:: EXERCISE DESCRIPTION ::
Please output every entry below exactly as written, leaving out any pictures.

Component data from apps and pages
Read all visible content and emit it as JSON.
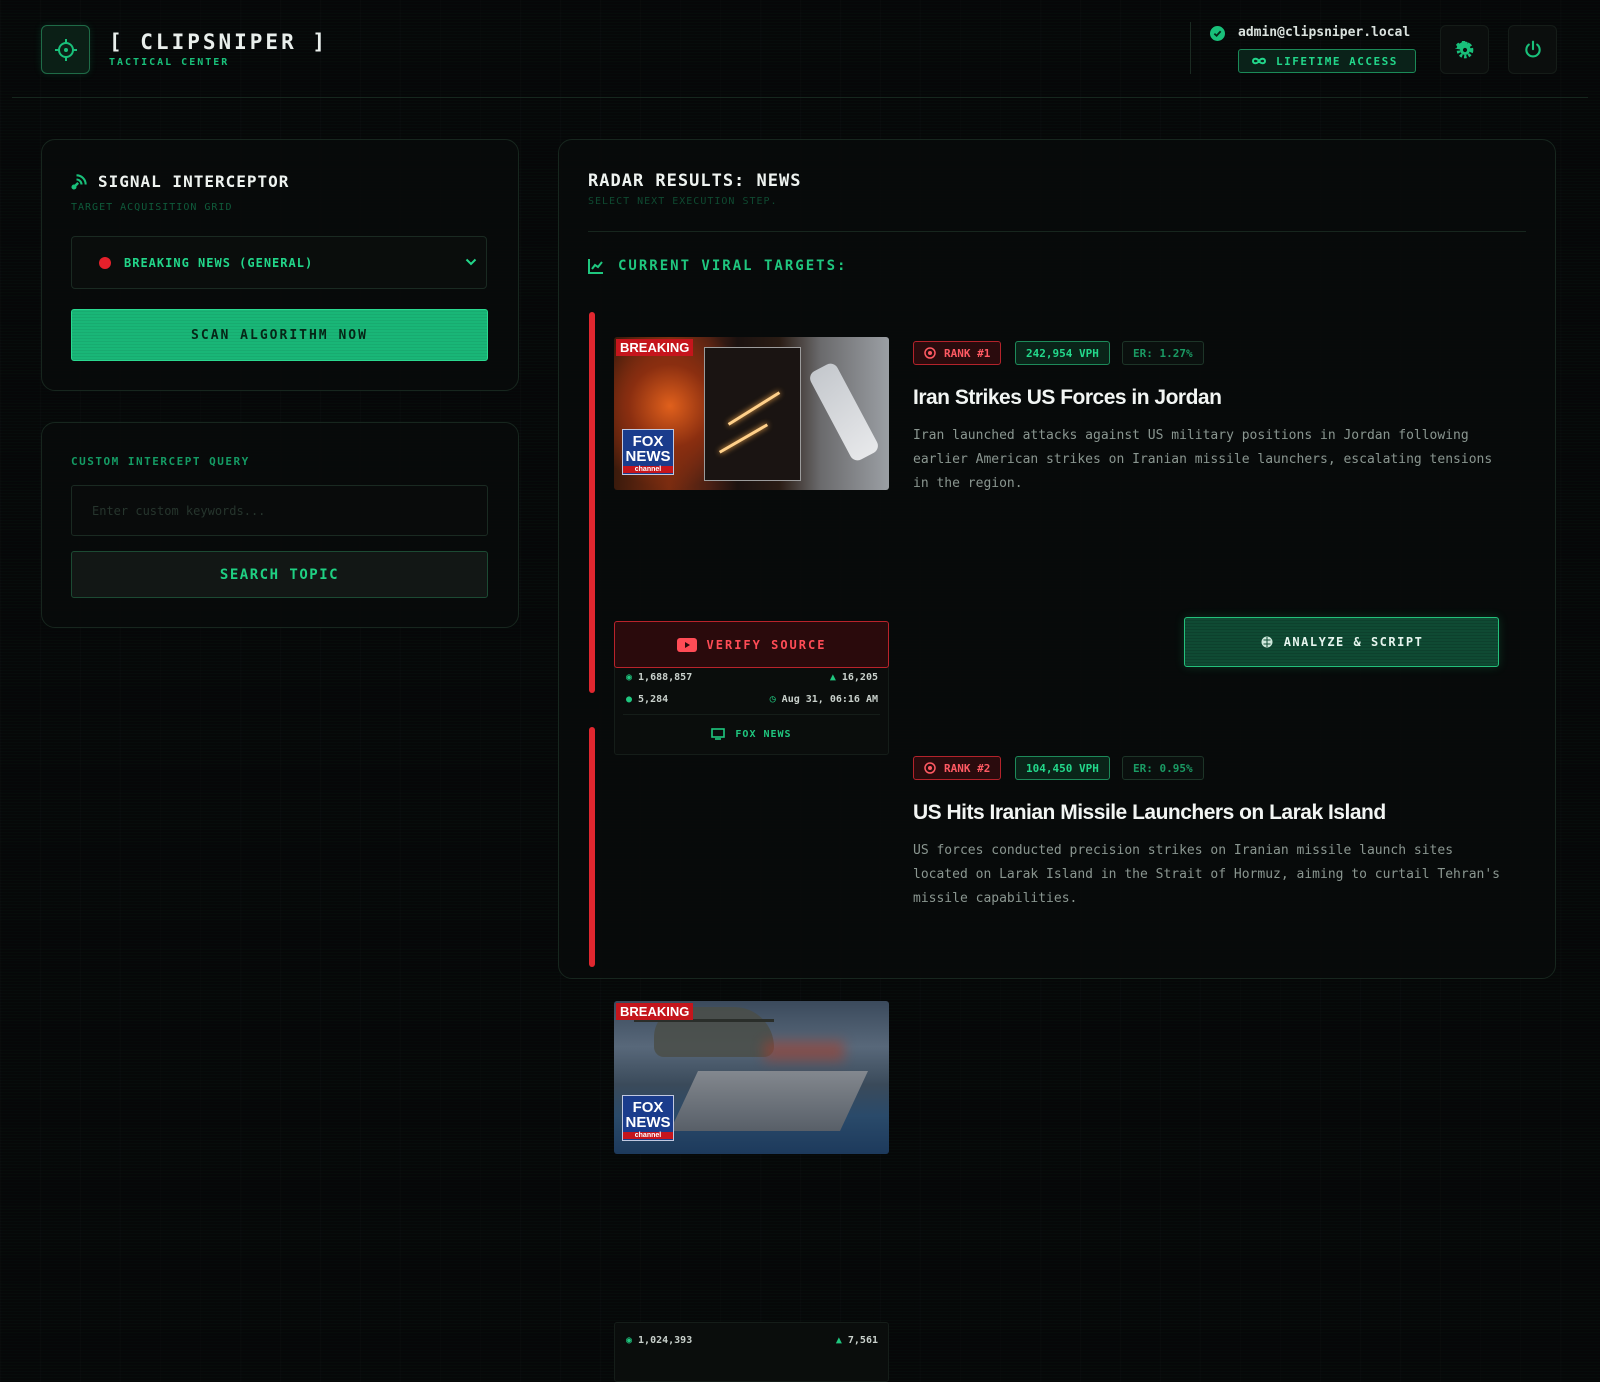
{
  "header": {
    "brand": "[ CLIPSNIPER ]",
    "subtitle": "TACTICAL CENTER",
    "email": "admin@clipsniper.local",
    "access_label": "LIFETIME ACCESS"
  },
  "interceptor": {
    "title": "SIGNAL INTERCEPTOR",
    "subtitle": "TARGET ACQUISITION GRID",
    "selected_feed": "BREAKING NEWS (GENERAL)",
    "scan_button": "SCAN ALGORITHM NOW"
  },
  "custom_query": {
    "label": "CUSTOM INTERCEPT QUERY",
    "placeholder": "Enter custom keywords...",
    "value": "",
    "search_button": "SEARCH TOPIC"
  },
  "radar": {
    "title": "RADAR RESULTS: NEWS",
    "subtitle": "SELECT NEXT EXECUTION STEP.",
    "section_label": "CURRENT VIRAL TARGETS:"
  },
  "results": [
    {
      "badge": "BREAKING",
      "rank": "RANK #1",
      "vph": "242,954 VPH",
      "er": "ER: 1.27%",
      "title": "Iran Strikes US Forces in Jordan",
      "description": "Iran launched attacks against US military positions in Jordan following earlier American strikes on Iranian missile launchers, escalating tensions in the region.",
      "views": "1,688,857",
      "likes": "16,205",
      "comments": "5,284",
      "date": "Aug 31, 06:16 AM",
      "source": "FOX NEWS",
      "verify_label": "VERIFY SOURCE",
      "analyze_label": "ANALYZE & SCRIPT"
    },
    {
      "badge": "BREAKING",
      "rank": "RANK #2",
      "vph": "104,450 VPH",
      "er": "ER: 0.95%",
      "title": "US Hits Iranian Missile Launchers on Larak Island",
      "description": "US forces conducted precision strikes on Iranian missile launch sites located on Larak Island in the Strait of Hormuz, aiming to curtail Tehran's missile capabilities.",
      "views": "1,024,393",
      "likes": "7,561"
    }
  ],
  "colors": {
    "accent": "#19c07a",
    "danger": "#e0272f",
    "background": "#060708"
  }
}
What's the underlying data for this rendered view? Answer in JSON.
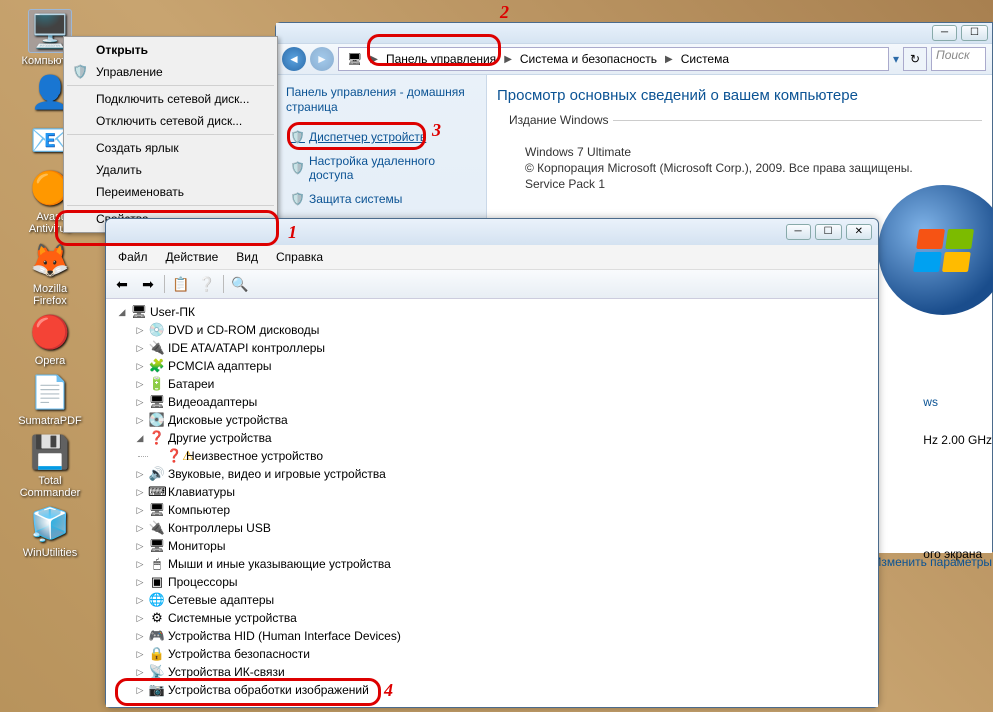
{
  "desktop_icons": [
    {
      "label": "Компьютер",
      "glyph": "🖥️"
    },
    {
      "label": "",
      "glyph": "👤"
    },
    {
      "label": "",
      "glyph": "📧"
    },
    {
      "label": "Avast\nAntivirus",
      "glyph": "🟠"
    },
    {
      "label": "Mozilla\nFirefox",
      "glyph": "🦊"
    },
    {
      "label": "Opera",
      "glyph": "🔴"
    },
    {
      "label": "SumatraPDF",
      "glyph": "📄"
    },
    {
      "label": "Total\nCommander",
      "glyph": "💾"
    },
    {
      "label": "WinUtilities",
      "glyph": "🧊"
    }
  ],
  "context_menu": {
    "items": [
      {
        "label": "Открыть",
        "bold": true
      },
      {
        "label": "Управление",
        "shield": true
      },
      {
        "sep": true
      },
      {
        "label": "Подключить сетевой диск..."
      },
      {
        "label": "Отключить сетевой диск..."
      },
      {
        "sep": true
      },
      {
        "label": "Создать ярлык"
      },
      {
        "label": "Удалить"
      },
      {
        "label": "Переименовать"
      },
      {
        "sep": true
      },
      {
        "label": "Свойства"
      }
    ]
  },
  "annotations": {
    "n1": "1",
    "n2": "2",
    "n3": "3",
    "n4": "4"
  },
  "controlpanel": {
    "breadcrumb": [
      "Панель управления",
      "Система и безопасность",
      "Система"
    ],
    "search_placeholder": "Поиск ...",
    "sidebar": {
      "home": "Панель управления - домашняя страница",
      "links": [
        {
          "label": "Диспетчер устройств",
          "shield": true
        },
        {
          "label": "Настройка удаленного доступа",
          "shield": true
        },
        {
          "label": "Защита системы",
          "shield": true
        }
      ]
    },
    "heading": "Просмотр основных сведений о вашем компьютере",
    "edition_label": "Издание Windows",
    "edition": "Windows 7 Ultimate",
    "copyright": "© Корпорация Microsoft (Microsoft Corp.), 2009. Все права защищены.",
    "sp": "Service Pack 1",
    "peek_right": [
      "ws",
      "Hz  2.00 GHz",
      "ого экрана"
    ],
    "change_params": "Изменить параметры"
  },
  "devmgr": {
    "menu": [
      "Файл",
      "Действие",
      "Вид",
      "Справка"
    ],
    "root": "User-ПК",
    "nodes": [
      {
        "label": "DVD и CD-ROM дисководы",
        "glyph": "💿"
      },
      {
        "label": "IDE ATA/ATAPI контроллеры",
        "glyph": "🔌"
      },
      {
        "label": "PCMCIA адаптеры",
        "glyph": "🧩"
      },
      {
        "label": "Батареи",
        "glyph": "🔋"
      },
      {
        "label": "Видеоадаптеры",
        "glyph": "🖥"
      },
      {
        "label": "Дисковые устройства",
        "glyph": "💽"
      },
      {
        "label": "Другие устройства",
        "glyph": "❓",
        "open": true,
        "children": [
          {
            "label": "Неизвестное устройство",
            "glyph": "❓",
            "warn": true
          }
        ]
      },
      {
        "label": "Звуковые, видео и игровые устройства",
        "glyph": "🔊"
      },
      {
        "label": "Клавиатуры",
        "glyph": "⌨"
      },
      {
        "label": "Компьютер",
        "glyph": "🖥"
      },
      {
        "label": "Контроллеры USB",
        "glyph": "🔌"
      },
      {
        "label": "Мониторы",
        "glyph": "🖥"
      },
      {
        "label": "Мыши и иные указывающие устройства",
        "glyph": "🖱"
      },
      {
        "label": "Процессоры",
        "glyph": "▣"
      },
      {
        "label": "Сетевые адаптеры",
        "glyph": "🌐"
      },
      {
        "label": "Системные устройства",
        "glyph": "⚙"
      },
      {
        "label": "Устройства HID (Human Interface Devices)",
        "glyph": "🎮"
      },
      {
        "label": "Устройства безопасности",
        "glyph": "🔒"
      },
      {
        "label": "Устройства ИК-связи",
        "glyph": "📡"
      },
      {
        "label": "Устройства обработки изображений",
        "glyph": "📷"
      }
    ]
  }
}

:: ANSWER TO THIS EXERCISE ::
Read all visible content and emit it as JSON.
{
  "header": {
    "brand": "[ CLIPSNIPER ]",
    "subtitle": "TACTICAL CENTER",
    "email": "admin@clipsniper.local",
    "access_label": "LIFETIME ACCESS"
  },
  "interceptor": {
    "title": "SIGNAL INTERCEPTOR",
    "subtitle": "TARGET ACQUISITION GRID",
    "selected_feed": "BREAKING NEWS (GENERAL)",
    "scan_button": "SCAN ALGORITHM NOW"
  },
  "custom_query": {
    "label": "CUSTOM INTERCEPT QUERY",
    "placeholder": "Enter custom keywords...",
    "value": "",
    "search_button": "SEARCH TOPIC"
  },
  "radar": {
    "title": "RADAR RESULTS: NEWS",
    "subtitle": "SELECT NEXT EXECUTION STEP.",
    "section_label": "CURRENT VIRAL TARGETS:"
  },
  "results": [
    {
      "badge": "BREAKING",
      "rank": "RANK #1",
      "vph": "242,954 VPH",
      "er": "ER: 1.27%",
      "title": "Iran Strikes US Forces in Jordan",
      "description": "Iran launched attacks against US military positions in Jordan following earlier American strikes on Iranian missile launchers, escalating tensions in the region.",
      "views": "1,688,857",
      "likes": "16,205",
      "comments": "5,284",
      "date": "Aug 31, 06:16 AM",
      "source": "FOX NEWS",
      "verify_label": "VERIFY SOURCE",
      "analyze_label": "ANALYZE & SCRIPT"
    },
    {
      "badge": "BREAKING",
      "rank": "RANK #2",
      "vph": "104,450 VPH",
      "er": "ER: 0.95%",
      "title": "US Hits Iranian Missile Launchers on Larak Island",
      "description": "US forces conducted precision strikes on Iranian missile launch sites located on Larak Island in the Strait of Hormuz, aiming to curtail Tehran's missile capabilities.",
      "views": "1,024,393",
      "likes": "7,561"
    }
  ],
  "colors": {
    "accent": "#19c07a",
    "danger": "#e0272f",
    "background": "#060708"
  }
}
What's the underlying data for this rendered view? Answer in JSON.
{
  "desktop_icons": [
    {
      "label": "Компьютер",
      "glyph": "🖥️"
    },
    {
      "label": "",
      "glyph": "👤"
    },
    {
      "label": "",
      "glyph": "📧"
    },
    {
      "label": "Avast\nAntivirus",
      "glyph": "🟠"
    },
    {
      "label": "Mozilla\nFirefox",
      "glyph": "🦊"
    },
    {
      "label": "Opera",
      "glyph": "🔴"
    },
    {
      "label": "SumatraPDF",
      "glyph": "📄"
    },
    {
      "label": "Total\nCommander",
      "glyph": "💾"
    },
    {
      "label": "WinUtilities",
      "glyph": "🧊"
    }
  ],
  "context_menu": {
    "items": [
      {
        "label": "Открыть",
        "bold": true
      },
      {
        "label": "Управление",
        "shield": true
      },
      {
        "sep": true
      },
      {
        "label": "Подключить сетевой диск..."
      },
      {
        "label": "Отключить сетевой диск..."
      },
      {
        "sep": true
      },
      {
        "label": "Создать ярлык"
      },
      {
        "label": "Удалить"
      },
      {
        "label": "Переименовать"
      },
      {
        "sep": true
      },
      {
        "label": "Свойства"
      }
    ]
  },
  "annotations": {
    "n1": "1",
    "n2": "2",
    "n3": "3",
    "n4": "4"
  },
  "controlpanel": {
    "breadcrumb": [
      "Панель управления",
      "Система и безопасность",
      "Система"
    ],
    "search_placeholder": "Поиск ...",
    "sidebar": {
      "home": "Панель управления - домашняя страница",
      "links": [
        {
          "label": "Диспетчер устройств",
          "shield": true
        },
        {
          "label": "Настройка удаленного доступа",
          "shield": true
        },
        {
          "label": "Защита системы",
          "shield": true
        }
      ]
    },
    "heading": "Просмотр основных сведений о вашем компьютере",
    "edition_label": "Издание Windows",
    "edition": "Windows 7 Ultimate",
    "copyright": "© Корпорация Microsoft (Microsoft Corp.), 2009. Все права защищены.",
    "sp": "Service Pack 1",
    "peek_right": [
      "ws",
      "Hz  2.00 GHz",
      "ого экрана"
    ],
    "change_params": "Изменить параметры"
  },
  "devmgr": {
    "menu": [
      "Файл",
      "Действие",
      "Вид",
      "Справка"
    ],
    "root": "User-ПК",
    "nodes": [
      {
        "label": "DVD и CD-ROM дисководы",
        "glyph": "💿"
      },
      {
        "label": "IDE ATA/ATAPI контроллеры",
        "glyph": "🔌"
      },
      {
        "label": "PCMCIA адаптеры",
        "glyph": "🧩"
      },
      {
        "label": "Батареи",
        "glyph": "🔋"
      },
      {
        "label": "Видеоадаптеры",
        "glyph": "🖥"
      },
      {
        "label": "Дисковые устройства",
        "glyph": "💽"
      },
      {
        "label": "Другие устройства",
        "glyph": "❓",
        "open": true,
        "children": [
          {
            "label": "Неизвестное устройство",
            "glyph": "❓",
            "warn": true
          }
        ]
      },
      {
        "label": "Звуковые, видео и игровые устройства",
        "glyph": "🔊"
      },
      {
        "label": "Клавиатуры",
        "glyph": "⌨"
      },
      {
        "label": "Компьютер",
        "glyph": "🖥"
      },
      {
        "label": "Контроллеры USB",
        "glyph": "🔌"
      },
      {
        "label": "Мониторы",
        "glyph": "🖥"
      },
      {
        "label": "Мыши и иные указывающие устройства",
        "glyph": "🖱"
      },
      {
        "label": "Процессоры",
        "glyph": "▣"
      },
      {
        "label": "Сетевые адаптеры",
        "glyph": "🌐"
      },
      {
        "label": "Системные устройства",
        "glyph": "⚙"
      },
      {
        "label": "Устройства HID (Human Interface Devices)",
        "glyph": "🎮"
      },
      {
        "label": "Устройства безопасности",
        "glyph": "🔒"
      },
      {
        "label": "Устройства ИК-связи",
        "glyph": "📡"
      },
      {
        "label": "Устройства обработки изображений",
        "glyph": "📷"
      }
    ]
  }
}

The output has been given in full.